原始文档:
Python 网络爬虫之Requests库的基本用法

安装方法：pip install requests 例子

import requests 
r = requests.get('www.baidu.com')
Requests库的7个主要方法：
requests.request()  构造一个请求，支撑以下各方法的基础方法
requests.get()  获取HTML页面的主要方法，对应于HTTP的GET
requests.head()     获取HTML页面头信息的主要方法，对应于HTTP的HEAD
requests.post()     向HTML网页提交POST请求的方法，对应HTTP的POST
requests.put()  向HTML网页提交PUT请求的方法，对应于HTTP的PUT
requests.patch()    向HTML网页提交局部修改的方法，对应HTTP的PATCH
requests.delete()   向HTML网页提交删除，对应HTTP的DELETE

requests.request(method,url,**kwargs)
kwargs:控制访问的参数，均为可选项

1.params：字典或者字节序列，作为参数增加到URL中

kv = {'key1':'value1','key2':'value2'} r = requests.request("GET",'http://python123.io/ws',params=kv) print(r.url) https://python123.io/ws?key1=value1&key2=value2

2.data:字典、字节序列或文件对象，作为Request的内容

kv = {'key1':'value1','key2':'value2'} r = requests.request('POST','http://python123.io/ws',data=kv) body = "python" r = requests.request('POST','http://python123.io/ws',data=body)

3.JSON:JSON格式的数据，作为Request的内容

kv = {'key1':'value1'} r = requests.request('POST','http://python123.io/ws',json=kv)

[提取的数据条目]
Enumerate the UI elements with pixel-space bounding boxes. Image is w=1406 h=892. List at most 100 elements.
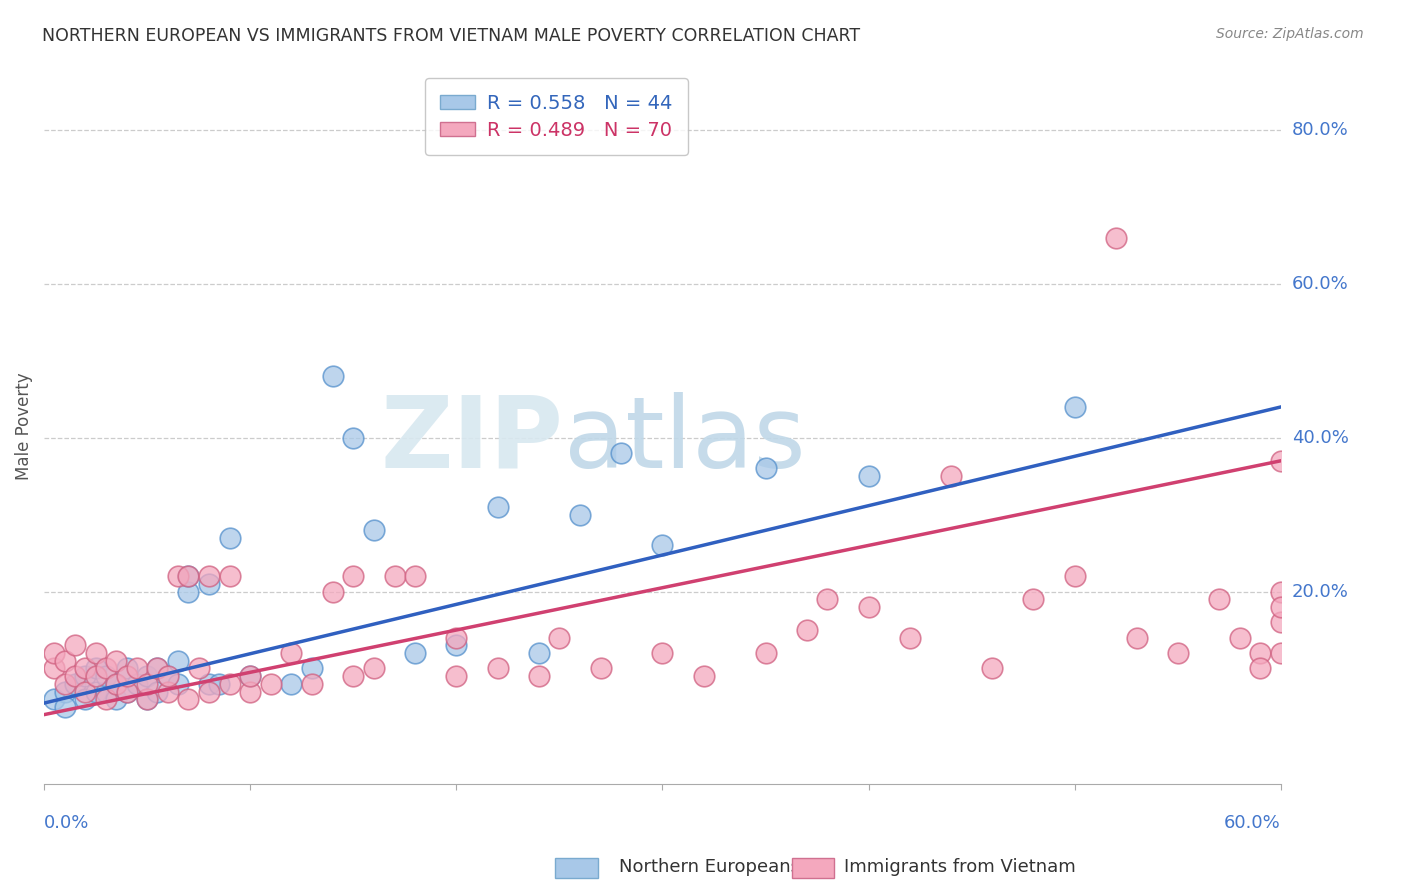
Text: 40.0%: 40.0% (1292, 429, 1348, 447)
Point (198, 684, 221, 698)
Point (1063, 569, 1085, 583)
Point (1022, 592, 1045, 607)
Point (105, 692, 128, 706)
Point (301, 661, 323, 675)
Point (115, 669, 138, 683)
Point (146, 661, 169, 675)
Point (44, 661, 66, 675)
Point (84, 684, 107, 698)
Point (384, 569, 406, 583)
Point (1125, 631, 1147, 645)
Point (342, 669, 364, 683)
Point (239, 684, 262, 698)
Point (548, 631, 571, 645)
Point (446, 631, 468, 645)
Point (858, 599, 880, 614)
Text: Immigrants from Vietnam: Immigrants from Vietnam (844, 858, 1076, 876)
Point (898, 631, 921, 645)
Text: ZIP: ZIP (381, 392, 564, 489)
Point (939, 469, 962, 483)
Point (84, 669, 107, 683)
Point (280, 677, 302, 691)
Point (115, 661, 138, 675)
Point (167, 654, 190, 668)
Text: 60.0%: 60.0% (1225, 814, 1281, 832)
Point (53, 677, 76, 691)
Point (981, 661, 1004, 675)
Point (1105, 231, 1128, 245)
Point (301, 677, 323, 691)
Point (218, 677, 240, 691)
Point (198, 577, 221, 591)
Point (1270, 454, 1292, 468)
Point (692, 669, 714, 683)
Point (75, 669, 97, 683)
Point (208, 677, 231, 691)
Point (754, 461, 776, 475)
Point (218, 569, 240, 583)
Point (754, 646, 776, 660)
Point (198, 677, 221, 691)
Point (75, 692, 97, 706)
Point (94, 684, 117, 698)
Point (363, 523, 385, 537)
Point (1063, 400, 1085, 414)
Text: 20.0%: 20.0% (1292, 582, 1348, 600)
Y-axis label: Male Poverty: Male Poverty (15, 372, 32, 480)
Point (1249, 646, 1271, 660)
Point (115, 684, 138, 698)
Text: atlas: atlas (564, 392, 806, 489)
Point (125, 661, 148, 675)
Point (115, 684, 138, 698)
Point (1270, 646, 1292, 660)
Point (177, 569, 200, 583)
Point (1208, 592, 1230, 607)
Point (446, 639, 468, 653)
Point (1249, 661, 1271, 675)
Point (527, 669, 550, 683)
Point (239, 669, 262, 683)
Point (53, 654, 76, 668)
Point (187, 661, 209, 675)
Point (146, 661, 169, 675)
Point (1167, 646, 1189, 660)
Point (239, 669, 262, 683)
Point (136, 692, 159, 706)
Point (404, 646, 426, 660)
Point (44, 646, 66, 660)
Text: 80.0%: 80.0% (1292, 121, 1348, 139)
Point (1270, 599, 1292, 614)
Point (44, 692, 66, 706)
Point (146, 684, 169, 698)
Point (322, 369, 344, 384)
Point (156, 684, 179, 698)
Point (53, 700, 76, 714)
Text: Source: ZipAtlas.com: Source: ZipAtlas.com (1216, 27, 1364, 41)
Text: 0.0%: 0.0% (44, 814, 90, 832)
Point (486, 500, 509, 514)
Point (404, 569, 426, 583)
Point (94, 661, 117, 675)
Point (53, 684, 76, 698)
Point (280, 646, 302, 660)
Point (651, 646, 673, 660)
Point (342, 569, 364, 583)
Point (63, 677, 86, 691)
Point (105, 677, 128, 691)
Point (125, 677, 148, 691)
Point (75, 661, 97, 675)
Point (322, 584, 344, 599)
Point (177, 584, 200, 599)
Point (1229, 631, 1251, 645)
Point (84, 661, 107, 675)
Text: NORTHERN EUROPEAN VS IMMIGRANTS FROM VIETNAM MALE POVERTY CORRELATION CHART: NORTHERN EUROPEAN VS IMMIGRANTS FROM VIE… (42, 27, 860, 45)
Text: Northern Europeans: Northern Europeans (619, 858, 800, 876)
Point (167, 677, 190, 691)
Point (446, 669, 468, 683)
Point (177, 692, 200, 706)
Point (218, 531, 240, 545)
Point (260, 677, 283, 691)
Point (94, 692, 117, 706)
Point (486, 661, 509, 675)
Point (589, 661, 612, 675)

任务说明:
a. 列出 Requests 库基本用法一文中给出的 Requests 库全部主要方法名称。
b. 根据 Requests 库基本用法一文回答下列问题：
(i) 文中给出的安装命令是什么？
(ii) 参数 params 可以是哪些类型？
(iii) requests.head() 对应 HTTP 的哪种方法？
c. 接着 Requests 库基本用法一文的最后一句往下续写。

参考答案:
a.
requests.request()
requests.get()
requests.head()
requests.post()
requests.put()
requests.patch()
requests.delete()

b.
(i) pip install requests
(ii) 字典或者字节序列
(iii) HEAD

c.
4.headers:字典，HTTP定制头

hd = {'user-agent':'Chrome/10'} r = requests.request('POST','http://python123.io/ws',headers=hd)

5.cookies:字典或CookieJar,Request中的cookie 6.auth:元祖，支持HTTP认证功能 7.files:字典类型，传输文件

fs = {'file':open('data.xls','rb')} r = requests.request('POST','http://python123.io/ws',files=fs)

8.timeout:设定超时时间，秒为单位

r = requests.request("GET",'http://www.baidu.com',timeout=10) 9.proxies:字典类型，设定访问代理服务器，可以增加登录认证

pxs = {'http':'http://user:pass@10.10.10.1:1234','https':'https://10.10.10.1:4321'} r = requests.request('GET','http://www.baidu.com',proxies = pxs)

10.allow_redirects:True/False,默认为True,重定向开关 11.stream:True/False,默认为True,获取内容立即下载开关 12.verify:True/False,默认为True,认证SSL证书开关 13.cert:保存本地SSL证书路径

requests.get()方法使用： r = requests.get(url,params=None,kwargs) url:页面的URL链接 params：URL中的额外参数，字典或者字节流格式 kwargs：12个控制访问的参数其他requests方法的使用和requests.request方法一样

Response对象的属性 r = requests.get(url) 构造一个向服务器请求资源的Request对象，返回一个Response对象。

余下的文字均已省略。